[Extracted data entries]
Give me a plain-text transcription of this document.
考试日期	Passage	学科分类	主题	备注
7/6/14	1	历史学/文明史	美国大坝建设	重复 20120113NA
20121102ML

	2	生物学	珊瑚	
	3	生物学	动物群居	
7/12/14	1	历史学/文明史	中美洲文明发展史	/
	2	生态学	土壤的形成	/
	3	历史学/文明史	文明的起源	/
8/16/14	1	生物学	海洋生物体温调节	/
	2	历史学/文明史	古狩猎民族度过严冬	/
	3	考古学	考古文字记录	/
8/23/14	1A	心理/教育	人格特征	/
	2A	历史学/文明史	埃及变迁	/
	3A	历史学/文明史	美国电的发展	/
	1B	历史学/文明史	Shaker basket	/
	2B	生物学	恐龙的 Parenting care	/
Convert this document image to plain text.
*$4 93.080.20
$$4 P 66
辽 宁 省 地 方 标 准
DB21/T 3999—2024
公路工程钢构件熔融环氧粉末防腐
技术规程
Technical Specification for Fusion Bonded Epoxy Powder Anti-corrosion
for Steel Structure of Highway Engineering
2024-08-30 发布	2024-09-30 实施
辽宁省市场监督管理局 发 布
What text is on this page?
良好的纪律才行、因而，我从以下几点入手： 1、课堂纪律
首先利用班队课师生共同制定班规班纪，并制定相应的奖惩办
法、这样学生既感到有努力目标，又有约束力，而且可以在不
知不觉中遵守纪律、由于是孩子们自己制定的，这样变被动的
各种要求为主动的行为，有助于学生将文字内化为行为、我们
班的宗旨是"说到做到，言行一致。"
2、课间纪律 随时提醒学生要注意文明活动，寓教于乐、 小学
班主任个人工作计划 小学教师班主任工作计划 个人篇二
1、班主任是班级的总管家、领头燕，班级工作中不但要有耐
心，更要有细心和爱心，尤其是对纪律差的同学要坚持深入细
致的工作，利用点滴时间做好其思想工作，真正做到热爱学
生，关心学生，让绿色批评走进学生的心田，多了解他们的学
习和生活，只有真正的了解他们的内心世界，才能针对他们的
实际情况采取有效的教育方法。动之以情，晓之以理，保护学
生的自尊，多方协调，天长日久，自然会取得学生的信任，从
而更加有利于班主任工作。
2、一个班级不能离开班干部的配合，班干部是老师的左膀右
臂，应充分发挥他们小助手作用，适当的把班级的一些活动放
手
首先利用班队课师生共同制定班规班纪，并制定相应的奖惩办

### Aim
Only the lines from the one that contains "What text is on this page?" through the last line should be repeated, each exactly as it stands, with both ends included.

### Task answer
What text is on this page?
良好的纪律才行、因而，我从以下几点入手： 1、课堂纪律
首先利用班队课师生共同制定班规班纪，并制定相应的奖惩办
法、这样学生既感到有努力目标，又有约束力，而且可以在不
知不觉中遵守纪律、由于是孩子们自己制定的，这样变被动的
各种要求为主动的行为，有助于学生将文字内化为行为、我们
班的宗旨是"说到做到，言行一致。"
2、课间纪律 随时提醒学生要注意文明活动，寓教于乐、 小学
班主任个人工作计划 小学教师班主任工作计划 个人篇二
1、班主任是班级的总管家、领头燕，班级工作中不但要有耐
心，更要有细心和爱心，尤其是对纪律差的同学要坚持深入细
致的工作，利用点滴时间做好其思想工作，真正做到热爱学
生，关心学生，让绿色批评走进学生的心田，多了解他们的学
习和生活，只有真正的了解他们的内心世界，才能针对他们的
实际情况采取有效的教育方法。动之以情，晓之以理，保护学
生的自尊，多方协调，天长日久，自然会取得学生的信任，从
而更加有利于班主任工作。
2、一个班级不能离开班干部的配合，班干部是老师的左膀右
臂，应充分发挥他们小助手作用，适当的把班级的一些活动放
手
首先利用班队课师生共同制定班规班纪，并制定相应的奖惩办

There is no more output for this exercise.